## Request
Copy out all the entries exactly.

Extracted records:
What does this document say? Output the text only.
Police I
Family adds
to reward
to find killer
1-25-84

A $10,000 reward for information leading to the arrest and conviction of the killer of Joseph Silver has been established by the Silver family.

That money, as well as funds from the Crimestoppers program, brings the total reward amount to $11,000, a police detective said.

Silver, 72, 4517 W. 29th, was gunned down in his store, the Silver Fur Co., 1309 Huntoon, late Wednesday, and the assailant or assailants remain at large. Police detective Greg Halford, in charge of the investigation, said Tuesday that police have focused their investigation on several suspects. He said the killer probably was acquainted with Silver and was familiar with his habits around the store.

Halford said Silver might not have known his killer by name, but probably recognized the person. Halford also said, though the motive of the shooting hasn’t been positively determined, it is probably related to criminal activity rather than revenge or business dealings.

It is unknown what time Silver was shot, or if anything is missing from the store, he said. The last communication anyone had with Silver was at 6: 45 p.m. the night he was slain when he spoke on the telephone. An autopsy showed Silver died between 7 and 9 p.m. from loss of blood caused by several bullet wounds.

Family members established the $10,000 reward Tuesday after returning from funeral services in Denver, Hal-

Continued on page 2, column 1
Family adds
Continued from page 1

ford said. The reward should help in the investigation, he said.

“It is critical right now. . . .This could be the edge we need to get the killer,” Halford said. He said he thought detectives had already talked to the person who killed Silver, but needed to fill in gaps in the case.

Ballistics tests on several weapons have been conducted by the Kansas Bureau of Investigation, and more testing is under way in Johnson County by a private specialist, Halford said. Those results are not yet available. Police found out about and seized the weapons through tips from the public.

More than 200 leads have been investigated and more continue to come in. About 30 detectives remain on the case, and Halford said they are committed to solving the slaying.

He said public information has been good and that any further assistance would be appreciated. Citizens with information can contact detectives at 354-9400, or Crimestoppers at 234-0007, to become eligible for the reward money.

## Response to this exercise
What does this document say? Output the text only.
Police I
Family adds
to reward
to find killer
1-25-84

A $10,000 reward for information leading to the arrest and conviction of the killer of Joseph Silver has been established by the Silver family.

That money, as well as funds from the Crimestoppers program, brings the total reward amount to $11,000, a police detective said.

Silver, 72, 4517 W. 29th, was gunned down in his store, the Silver Fur Co., 1309 Huntoon, late Wednesday, and the assailant or assailants remain at large. Police detective Greg Halford, in charge of the investigation, said Tuesday that police have focused their investigation on several suspects. He said the killer probably was acquainted with Silver and was familiar with his habits around the store.

Halford said Silver might not have known his killer by name, but probably recognized the person. Halford also said, though the motive of the shooting hasn’t been positively determined, it is probably related to criminal activity rather than revenge or business dealings.

It is unknown what time Silver was shot, or if anything is missing from the store, he said. The last communication anyone had with Silver was at 6: 45 p.m. the night he was slain when he spoke on the telephone. An autopsy showed Silver died between 7 and 9 p.m. from loss of blood caused by several bullet wounds.

Family members established the $10,000 reward Tuesday after returning from funeral services in Denver, Hal-

Continued on page 2, column 1
Family adds
Continued from page 1

ford said. The reward should help in the investigation, he said.

“It is critical right now. . . .This could be the edge we need to get the killer,” Halford said. He said he thought detectives had already talked to the person who killed Silver, but needed to fill in gaps in the case.

Ballistics tests on several weapons have been conducted by the Kansas Bureau of Investigation, and more testing is under way in Johnson County by a private specialist, Halford said. Those results are not yet available. Police found out about and seized the weapons through tips from the public.

More than 200 leads have been investigated and more continue to come in. About 30 detectives remain on the case, and Halford said they are committed to solving the slaying.

He said public information has been good and that any further assistance would be appreciated. Citizens with information can contact detectives at 354-9400, or Crimestoppers at 234-0007, to become eligible for the reward money.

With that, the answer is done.